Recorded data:
>> START

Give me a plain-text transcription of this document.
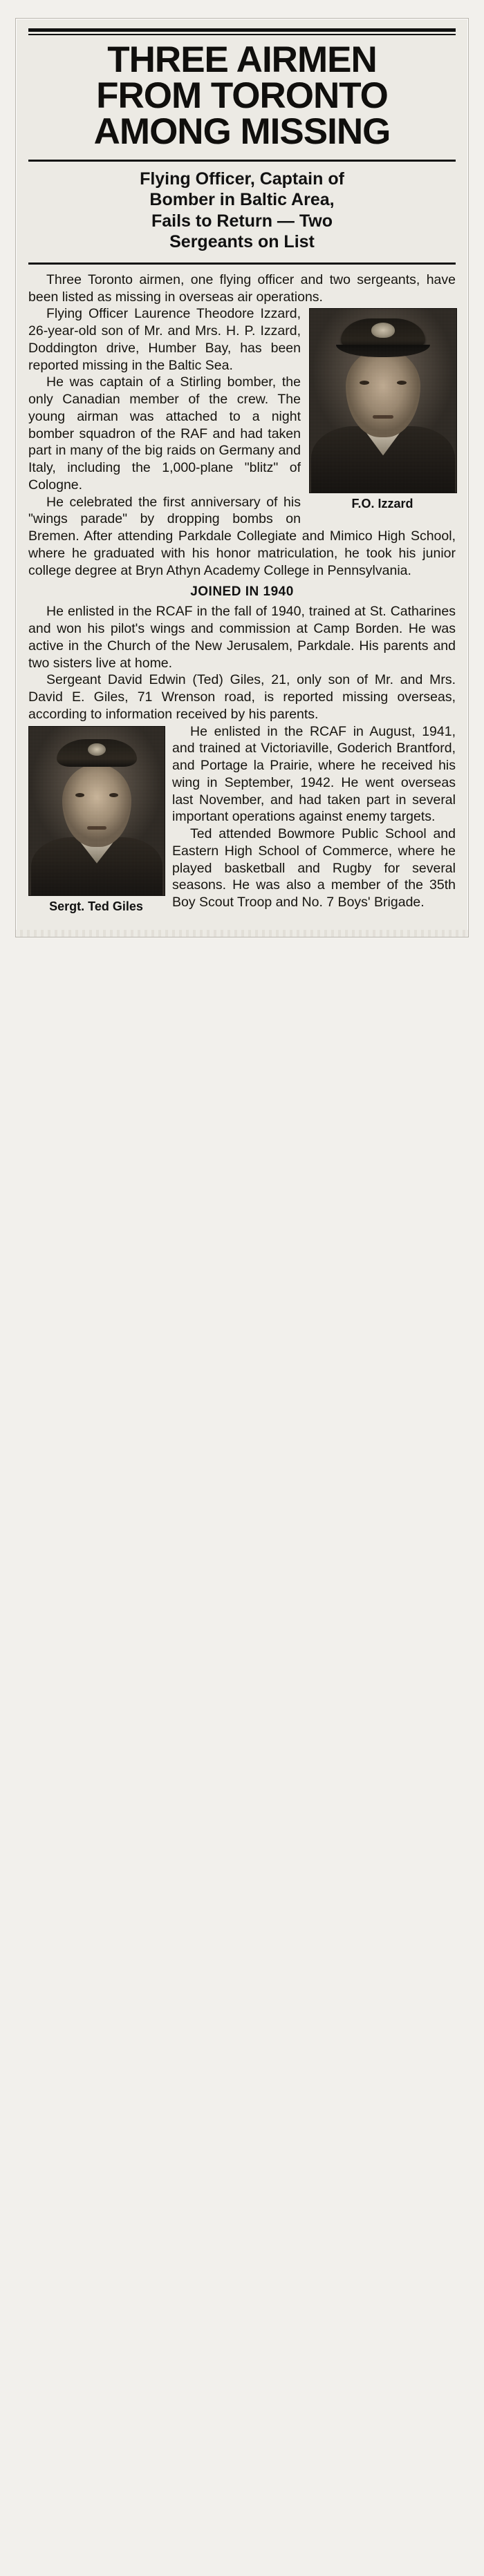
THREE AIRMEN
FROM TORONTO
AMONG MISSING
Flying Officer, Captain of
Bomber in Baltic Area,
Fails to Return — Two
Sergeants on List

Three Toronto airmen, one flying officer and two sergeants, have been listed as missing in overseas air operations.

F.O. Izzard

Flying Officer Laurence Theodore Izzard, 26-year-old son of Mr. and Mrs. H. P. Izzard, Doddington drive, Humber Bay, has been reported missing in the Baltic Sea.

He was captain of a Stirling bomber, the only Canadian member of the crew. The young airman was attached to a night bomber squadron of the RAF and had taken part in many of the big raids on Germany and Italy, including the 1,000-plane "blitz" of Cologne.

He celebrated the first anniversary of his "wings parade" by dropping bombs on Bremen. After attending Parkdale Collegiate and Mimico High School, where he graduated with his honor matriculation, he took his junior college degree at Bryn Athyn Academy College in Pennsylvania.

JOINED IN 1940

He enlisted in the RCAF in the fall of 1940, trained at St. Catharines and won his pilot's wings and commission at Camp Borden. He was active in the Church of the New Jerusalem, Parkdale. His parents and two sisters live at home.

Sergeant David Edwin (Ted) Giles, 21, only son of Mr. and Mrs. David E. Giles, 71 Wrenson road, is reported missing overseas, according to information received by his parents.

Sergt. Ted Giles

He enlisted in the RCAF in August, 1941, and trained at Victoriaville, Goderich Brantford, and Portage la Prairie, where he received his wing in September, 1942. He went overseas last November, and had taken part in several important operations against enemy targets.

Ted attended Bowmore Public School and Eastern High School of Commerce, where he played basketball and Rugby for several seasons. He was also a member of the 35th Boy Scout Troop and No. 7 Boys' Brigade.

>> END

**THE TASK:** Exactly as written, return every line of the listing, but not the pictures.

**EXERCISE ANSWER:**
Give me a plain-text transcription of this document.
THREE AIRMEN
FROM TORONTO
AMONG MISSING
Flying Officer, Captain of
Bomber in Baltic Area,
Fails to Return — Two
Sergeants on List

Three Toronto airmen, one flying officer and two sergeants, have been listed as missing in overseas air operations.

F.O. Izzard

Flying Officer Laurence Theodore Izzard, 26-year-old son of Mr. and Mrs. H. P. Izzard, Doddington drive, Humber Bay, has been reported missing in the Baltic Sea.

He was captain of a Stirling bomber, the only Canadian member of the crew. The young airman was attached to a night bomber squadron of the RAF and had taken part in many of the big raids on Germany and Italy, including the 1,000-plane "blitz" of Cologne.

He celebrated the first anniversary of his "wings parade" by dropping bombs on Bremen. After attending Parkdale Collegiate and Mimico High School, where he graduated with his honor matriculation, he took his junior college degree at Bryn Athyn Academy College in Pennsylvania.

JOINED IN 1940

He enlisted in the RCAF in the fall of 1940, trained at St. Catharines and won his pilot's wings and commission at Camp Borden. He was active in the Church of the New Jerusalem, Parkdale. His parents and two sisters live at home.

Sergeant David Edwin (Ted) Giles, 21, only son of Mr. and Mrs. David E. Giles, 71 Wrenson road, is reported missing overseas, according to information received by his parents.

Sergt. Ted Giles

He enlisted in the RCAF in August, 1941, and trained at Victoriaville, Goderich Brantford, and Portage la Prairie, where he received his wing in September, 1942. He went overseas last November, and had taken part in several important operations against enemy targets.

Ted attended Bowmore Public School and Eastern High School of Commerce, where he played basketball and Rugby for several seasons. He was also a member of the 35th Boy Scout Troop and No. 7 Boys' Brigade.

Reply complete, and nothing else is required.